Un ejemplo apropiado es el 'Brexit'; junto con los nacionalismos periféricos de España, ambos se caracterizan por haber situado el mismo letrero encabezando el conjunto vacío: soberanía. Soberanía significa cosas distintas, incluso contradictorias para grupos de personas diferentes, pero todos entran en el mismo saco. Veamos: un grupo de los que votaron al 'Brexit' pudieron hacerlo por librarse de los estándares europeos para la producción de alimentos cárnicos o el pescado; mientras un segundo grupo lo hacía para librarse de los inmigrantes de la Unión Europea (digamos camioneros), muy necesitados por el primer grupo; en tanto un tercer grupo votaba movido por un celo imperialista -nostalgia de la Gran Bretaña colonial- totalmente ajeno a los dos primeros y viceversa. No hablemos ya de la desindustrialización, a la vez querida y repudiada por un mismo votante que es feliz con las ventajas económicas de la globalización, pero rechaza el aumento de precios de la potencial reindustrialización.
En los tiempos que corren la soberanía es un sueño húmedo. Una vez rechazado el colonialismo como forma de relacionarse entre países -la metrópoli con sus estados clientelares-, la política internacional no ha tenido otro remedio que propulsar la globalización. Podría argumentarse que la globalización no es la causa sino la consecuencia de la pérdida de soberanía de los estados nación, en un mundo cada vez más interdependiente. Dicho de otro modo, la soberanía de los estados nación se hizo insostenible una vez que estos perdieron sus colonias.
Pues bien, he aquí que este es el momento elegido por los ingleses brexiteros, los americanos trumpistas y los diversos nacionalismos que pululan por Europa, para afirmar su identidad y reclamar la recuperación de una supuesta soberanía que hace tiempo se perdió. Los casos más sangrantes, por supuesto, son los de aquellos que ni siquiera fueron un país soberano en un pasado reconocible: sudistas americanos, nacionalistas flamencos, catalanes, vascos, corsos... Pero hablemos del caso inglés y el catalán, sin olvidar que representan un paradigma del que forma parte el resto de los grupos mencionados. De repente, cada vez que Johnson lanza la moneda al aire le sale cruz: no hay gasolina, los súper desabastecidos, Irlanda del Norte en estado de rebeldía, la falta de mano de obra evidente en hospitales, construcción, restaurantes; sin embargo su popularidad no sufre. Les pasa lo mismo a los líderes del 'proces': la economía de la región viene sufriendo seriamente desde el 1 de octubre 2019, se les han ido grandes empresas que no volverán y ninguna nueva quiere instalarse allí, mientras contemplan como Madrid se lleva todos los gatos al agua, el Gobierno de España les ha puesto las peras al cuarto y en la Unión Europea no quieren ni oír hablar de ellos; y no por ello su popularidad se resiente. Solo encuentro una explicación: sus incondicionales están atrapados en el bucle melancólico de la soberanía y no quieren ni saben cómo escapar del laberinto.

++++++++++++++++++++

§ ACTIVIDAD 1: Reescribe en forma de lista el párrafo del texto sobre la soberanía que empieza con «En los tiempos que corren» y conserva sus datos principales.
§ ACTIVIDAD 2: Escribe la continuación del texto sobre la soberanía y los nacionalismos a partir de su última oración.
Los ítems no intervienen en esta actividad.

(Datos de análisis del diseño de página)
++++++++++++++++++++

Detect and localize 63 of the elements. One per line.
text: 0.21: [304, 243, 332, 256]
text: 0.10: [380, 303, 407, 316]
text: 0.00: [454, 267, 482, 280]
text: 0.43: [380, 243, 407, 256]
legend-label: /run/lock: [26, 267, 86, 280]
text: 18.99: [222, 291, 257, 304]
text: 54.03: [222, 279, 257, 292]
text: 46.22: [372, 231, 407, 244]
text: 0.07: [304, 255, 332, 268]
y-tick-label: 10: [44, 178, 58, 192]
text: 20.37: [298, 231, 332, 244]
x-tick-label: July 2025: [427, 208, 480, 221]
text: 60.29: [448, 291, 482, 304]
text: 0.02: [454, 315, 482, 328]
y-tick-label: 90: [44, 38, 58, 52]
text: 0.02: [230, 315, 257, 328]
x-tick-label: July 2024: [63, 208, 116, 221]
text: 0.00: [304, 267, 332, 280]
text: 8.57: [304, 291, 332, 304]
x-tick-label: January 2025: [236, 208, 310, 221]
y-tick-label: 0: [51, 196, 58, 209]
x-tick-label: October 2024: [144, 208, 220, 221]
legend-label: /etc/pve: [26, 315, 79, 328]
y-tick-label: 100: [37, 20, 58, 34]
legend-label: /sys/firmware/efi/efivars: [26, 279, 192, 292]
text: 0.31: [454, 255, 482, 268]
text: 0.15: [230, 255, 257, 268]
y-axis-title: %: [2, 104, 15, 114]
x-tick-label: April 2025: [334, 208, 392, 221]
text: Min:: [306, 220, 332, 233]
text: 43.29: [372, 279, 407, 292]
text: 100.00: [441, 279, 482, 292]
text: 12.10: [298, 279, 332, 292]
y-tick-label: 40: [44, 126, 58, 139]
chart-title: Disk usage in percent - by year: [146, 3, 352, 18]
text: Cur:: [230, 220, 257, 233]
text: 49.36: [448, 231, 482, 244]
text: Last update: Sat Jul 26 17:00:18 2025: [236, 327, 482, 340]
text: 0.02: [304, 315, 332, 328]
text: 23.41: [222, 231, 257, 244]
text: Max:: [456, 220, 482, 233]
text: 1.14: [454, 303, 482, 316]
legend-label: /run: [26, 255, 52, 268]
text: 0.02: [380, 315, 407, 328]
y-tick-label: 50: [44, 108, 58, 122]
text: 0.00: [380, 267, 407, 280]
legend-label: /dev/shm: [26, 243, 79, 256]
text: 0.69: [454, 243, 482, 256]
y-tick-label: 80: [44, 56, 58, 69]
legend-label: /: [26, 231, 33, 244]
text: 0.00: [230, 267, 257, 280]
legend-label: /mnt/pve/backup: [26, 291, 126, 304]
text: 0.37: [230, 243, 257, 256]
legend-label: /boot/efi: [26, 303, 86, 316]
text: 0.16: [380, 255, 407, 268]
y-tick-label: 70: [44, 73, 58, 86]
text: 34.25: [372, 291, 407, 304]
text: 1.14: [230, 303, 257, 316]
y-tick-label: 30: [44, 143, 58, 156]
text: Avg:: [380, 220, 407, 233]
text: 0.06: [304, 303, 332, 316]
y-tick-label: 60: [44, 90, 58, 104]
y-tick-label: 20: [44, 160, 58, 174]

++++++++++++++++++++

§ RESPUESTA ESCRITA 1:
- Hoy la soberanía es un sueño.
- Tras rechazarse el colonialismo como forma de relación entre países (la metrópoli con sus estados clientelares), la política internacional no ha tenido otro remedio que impulsar la globalización.
- Puede argumentarse que la globalización no es la causa, sino la consecuencia de la pérdida de soberanía de los estados nación en un mundo cada vez más interdependiente.
- Es decir, la soberanía de los estados nación se volvió insostenible cuando perdieron sus colonias.

§ RESPUESTA ESCRITA 2:
La soberanía, como la idea de libertad, ha devenido en puro sentimiento. La misma gente a la que en el fondo le gusta que la gobiernen está dispuesta a pagar un alto precio por sentirse libre y soberana; otra contradicción que añadir a las más arriba señaladas. A la gente le atraen los líderes que proyectan autoridad, capaces de ejercer la mano dura en situaciones críticas, ello le hace sentirse segura y bien gobernada, no temer que la tierra se abra bajo sus pies. A la vez, esa gente necesita sentir que su líder abriga sus mismos sentimientos, que es uno de los suyos sin sombra de duda. En ese caso no se siente mandada sino bien dirigida. Está claro que libertad y su corolario, soberanía, son sentimientos básicos que la gente abriga en su alma. El líder populista lo sabe y hace de ellos su bandera, su promesa jurada. Sus seguidores le creen a pies juntillas y están dispuestos a seguirle hasta el borde del abismo. Cosa distinta es que se tiren con él; en la historia hubo líderes que lo lograron, pero uno tiene la sospecha de que quienes han surgido en la actualidad no están hechos de la misma madera. Las circunstancias, eso que tanto preocupaba a Ortega, tienen un peso determinante.